Exercise brief.
Find all lines in the listing that include the word "from", then copy them.

Provided material.
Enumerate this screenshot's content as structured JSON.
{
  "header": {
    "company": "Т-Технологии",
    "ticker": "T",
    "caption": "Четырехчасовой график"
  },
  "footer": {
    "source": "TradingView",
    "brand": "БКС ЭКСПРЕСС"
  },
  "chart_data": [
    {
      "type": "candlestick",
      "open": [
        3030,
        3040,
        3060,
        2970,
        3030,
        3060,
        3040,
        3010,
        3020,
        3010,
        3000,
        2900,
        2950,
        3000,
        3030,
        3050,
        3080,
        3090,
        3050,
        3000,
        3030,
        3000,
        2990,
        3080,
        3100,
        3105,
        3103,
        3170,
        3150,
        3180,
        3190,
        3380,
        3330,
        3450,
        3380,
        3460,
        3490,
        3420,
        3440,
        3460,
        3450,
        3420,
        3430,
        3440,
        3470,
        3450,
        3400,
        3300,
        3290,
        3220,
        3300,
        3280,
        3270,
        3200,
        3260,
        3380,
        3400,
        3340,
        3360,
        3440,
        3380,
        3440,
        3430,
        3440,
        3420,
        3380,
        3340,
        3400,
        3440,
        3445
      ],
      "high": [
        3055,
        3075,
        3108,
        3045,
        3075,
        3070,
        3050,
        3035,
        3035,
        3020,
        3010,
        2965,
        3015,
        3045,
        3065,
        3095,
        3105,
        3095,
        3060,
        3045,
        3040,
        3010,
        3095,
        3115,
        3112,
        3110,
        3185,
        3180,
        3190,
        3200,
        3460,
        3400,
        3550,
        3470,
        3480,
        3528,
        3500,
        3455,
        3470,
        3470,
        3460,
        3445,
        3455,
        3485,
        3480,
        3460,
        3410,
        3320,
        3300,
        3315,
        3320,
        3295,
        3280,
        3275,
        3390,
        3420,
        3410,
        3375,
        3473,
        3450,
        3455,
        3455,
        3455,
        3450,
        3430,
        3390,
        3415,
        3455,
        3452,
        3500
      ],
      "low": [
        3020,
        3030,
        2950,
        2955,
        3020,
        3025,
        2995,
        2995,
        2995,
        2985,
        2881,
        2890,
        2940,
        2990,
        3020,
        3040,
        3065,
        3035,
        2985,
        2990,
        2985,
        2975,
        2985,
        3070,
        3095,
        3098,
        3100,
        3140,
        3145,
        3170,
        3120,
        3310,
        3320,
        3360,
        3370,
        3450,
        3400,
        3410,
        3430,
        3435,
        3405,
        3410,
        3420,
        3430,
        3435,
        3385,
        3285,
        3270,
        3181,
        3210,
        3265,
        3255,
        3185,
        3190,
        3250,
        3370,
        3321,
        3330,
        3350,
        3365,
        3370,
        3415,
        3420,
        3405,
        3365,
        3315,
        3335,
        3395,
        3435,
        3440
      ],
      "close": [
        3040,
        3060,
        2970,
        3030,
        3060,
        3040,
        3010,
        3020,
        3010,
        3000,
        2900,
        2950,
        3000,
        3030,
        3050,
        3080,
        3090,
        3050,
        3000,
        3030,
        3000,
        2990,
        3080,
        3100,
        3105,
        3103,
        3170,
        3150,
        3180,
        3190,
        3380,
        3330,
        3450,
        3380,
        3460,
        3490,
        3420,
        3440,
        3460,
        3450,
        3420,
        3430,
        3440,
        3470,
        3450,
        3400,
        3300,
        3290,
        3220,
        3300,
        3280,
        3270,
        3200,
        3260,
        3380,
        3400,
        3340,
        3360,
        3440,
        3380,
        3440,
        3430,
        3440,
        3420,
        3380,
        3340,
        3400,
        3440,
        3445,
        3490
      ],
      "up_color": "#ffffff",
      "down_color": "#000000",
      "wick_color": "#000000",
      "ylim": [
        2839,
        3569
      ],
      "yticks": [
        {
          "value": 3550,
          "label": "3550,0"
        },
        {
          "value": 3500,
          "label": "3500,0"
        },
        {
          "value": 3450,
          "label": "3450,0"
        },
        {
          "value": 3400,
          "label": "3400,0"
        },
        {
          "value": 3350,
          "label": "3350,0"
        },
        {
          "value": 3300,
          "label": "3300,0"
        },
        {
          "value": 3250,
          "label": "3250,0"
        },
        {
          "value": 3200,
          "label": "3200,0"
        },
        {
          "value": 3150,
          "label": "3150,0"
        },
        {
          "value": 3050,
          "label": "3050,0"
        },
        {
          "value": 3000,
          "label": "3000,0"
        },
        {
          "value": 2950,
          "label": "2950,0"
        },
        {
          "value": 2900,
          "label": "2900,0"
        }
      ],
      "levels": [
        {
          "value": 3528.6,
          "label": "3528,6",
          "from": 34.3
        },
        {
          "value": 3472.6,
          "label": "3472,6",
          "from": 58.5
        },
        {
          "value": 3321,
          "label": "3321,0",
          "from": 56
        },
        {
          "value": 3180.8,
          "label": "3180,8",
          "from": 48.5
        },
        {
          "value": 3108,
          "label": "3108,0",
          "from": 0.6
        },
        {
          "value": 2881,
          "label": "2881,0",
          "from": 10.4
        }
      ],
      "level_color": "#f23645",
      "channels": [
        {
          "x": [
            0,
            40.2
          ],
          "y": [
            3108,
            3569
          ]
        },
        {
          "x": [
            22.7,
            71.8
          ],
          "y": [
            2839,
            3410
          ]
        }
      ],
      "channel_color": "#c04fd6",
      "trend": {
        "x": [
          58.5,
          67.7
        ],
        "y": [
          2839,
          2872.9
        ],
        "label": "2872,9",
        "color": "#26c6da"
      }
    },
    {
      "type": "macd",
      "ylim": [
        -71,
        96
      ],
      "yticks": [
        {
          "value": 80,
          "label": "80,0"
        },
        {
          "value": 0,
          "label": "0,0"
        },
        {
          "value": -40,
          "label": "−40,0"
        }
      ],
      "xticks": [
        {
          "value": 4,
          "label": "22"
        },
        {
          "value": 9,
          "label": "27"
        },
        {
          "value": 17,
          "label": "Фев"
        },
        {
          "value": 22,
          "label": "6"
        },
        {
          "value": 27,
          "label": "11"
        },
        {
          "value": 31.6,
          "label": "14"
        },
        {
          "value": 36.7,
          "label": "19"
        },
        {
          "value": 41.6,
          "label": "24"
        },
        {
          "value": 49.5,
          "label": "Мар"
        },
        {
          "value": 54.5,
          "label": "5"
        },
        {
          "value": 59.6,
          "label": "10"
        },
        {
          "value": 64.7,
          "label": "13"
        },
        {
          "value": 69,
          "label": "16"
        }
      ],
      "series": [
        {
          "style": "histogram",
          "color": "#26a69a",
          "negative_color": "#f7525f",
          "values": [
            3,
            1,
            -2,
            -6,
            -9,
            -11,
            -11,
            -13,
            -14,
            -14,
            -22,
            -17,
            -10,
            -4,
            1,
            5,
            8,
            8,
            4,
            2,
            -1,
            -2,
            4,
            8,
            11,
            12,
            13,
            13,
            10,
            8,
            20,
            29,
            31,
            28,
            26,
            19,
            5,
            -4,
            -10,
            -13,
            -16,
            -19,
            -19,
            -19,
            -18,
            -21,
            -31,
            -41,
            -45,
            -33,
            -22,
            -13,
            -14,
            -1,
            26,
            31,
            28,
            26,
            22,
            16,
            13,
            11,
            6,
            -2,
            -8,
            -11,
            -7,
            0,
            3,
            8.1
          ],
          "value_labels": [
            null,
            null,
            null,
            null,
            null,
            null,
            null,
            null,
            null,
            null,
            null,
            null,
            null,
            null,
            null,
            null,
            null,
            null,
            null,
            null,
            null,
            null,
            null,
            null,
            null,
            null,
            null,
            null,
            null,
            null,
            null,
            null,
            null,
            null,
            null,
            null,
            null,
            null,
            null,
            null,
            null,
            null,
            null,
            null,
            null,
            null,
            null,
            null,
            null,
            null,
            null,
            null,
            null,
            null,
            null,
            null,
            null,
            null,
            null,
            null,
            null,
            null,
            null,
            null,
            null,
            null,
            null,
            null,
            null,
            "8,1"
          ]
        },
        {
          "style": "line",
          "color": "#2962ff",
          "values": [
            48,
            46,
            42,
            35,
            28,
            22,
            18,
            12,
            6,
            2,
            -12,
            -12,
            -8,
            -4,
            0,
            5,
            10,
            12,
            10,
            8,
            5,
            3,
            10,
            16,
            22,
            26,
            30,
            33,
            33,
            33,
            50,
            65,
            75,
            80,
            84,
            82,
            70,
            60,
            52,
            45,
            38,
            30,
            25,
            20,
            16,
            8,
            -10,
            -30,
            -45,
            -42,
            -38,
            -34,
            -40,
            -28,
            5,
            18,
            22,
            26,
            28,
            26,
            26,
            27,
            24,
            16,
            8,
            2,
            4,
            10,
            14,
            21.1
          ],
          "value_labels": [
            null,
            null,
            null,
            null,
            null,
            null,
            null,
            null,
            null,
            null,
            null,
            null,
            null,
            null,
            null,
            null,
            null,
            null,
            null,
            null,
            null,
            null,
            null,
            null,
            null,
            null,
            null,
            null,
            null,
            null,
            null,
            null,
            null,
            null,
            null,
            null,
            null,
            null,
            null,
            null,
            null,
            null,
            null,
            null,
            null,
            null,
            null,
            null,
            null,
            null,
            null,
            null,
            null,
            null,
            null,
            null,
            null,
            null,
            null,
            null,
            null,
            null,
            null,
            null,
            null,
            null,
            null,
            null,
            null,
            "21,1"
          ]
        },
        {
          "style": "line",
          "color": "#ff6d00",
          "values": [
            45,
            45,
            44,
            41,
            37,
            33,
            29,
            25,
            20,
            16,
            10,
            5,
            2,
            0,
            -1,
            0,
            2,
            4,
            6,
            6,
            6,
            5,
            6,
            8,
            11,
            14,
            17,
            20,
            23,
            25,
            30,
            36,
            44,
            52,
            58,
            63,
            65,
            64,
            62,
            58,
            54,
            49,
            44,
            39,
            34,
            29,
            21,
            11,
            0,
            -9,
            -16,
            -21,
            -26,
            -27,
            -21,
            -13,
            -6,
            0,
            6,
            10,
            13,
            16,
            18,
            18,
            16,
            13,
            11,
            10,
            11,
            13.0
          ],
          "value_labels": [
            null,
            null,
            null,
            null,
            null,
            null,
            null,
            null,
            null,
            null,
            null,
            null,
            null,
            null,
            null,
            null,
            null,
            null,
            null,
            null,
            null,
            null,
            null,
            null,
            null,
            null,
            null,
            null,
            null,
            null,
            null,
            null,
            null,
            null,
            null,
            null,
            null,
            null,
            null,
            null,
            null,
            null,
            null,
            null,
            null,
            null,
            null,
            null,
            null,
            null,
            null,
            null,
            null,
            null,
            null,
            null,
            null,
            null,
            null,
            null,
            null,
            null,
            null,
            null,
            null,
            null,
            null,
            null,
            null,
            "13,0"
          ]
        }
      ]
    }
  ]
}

The answer.
          "from": 34.3
          "from": 58.5
          "from": 56
          "from": 48.5
          "from": 0.6
          "from": 10.4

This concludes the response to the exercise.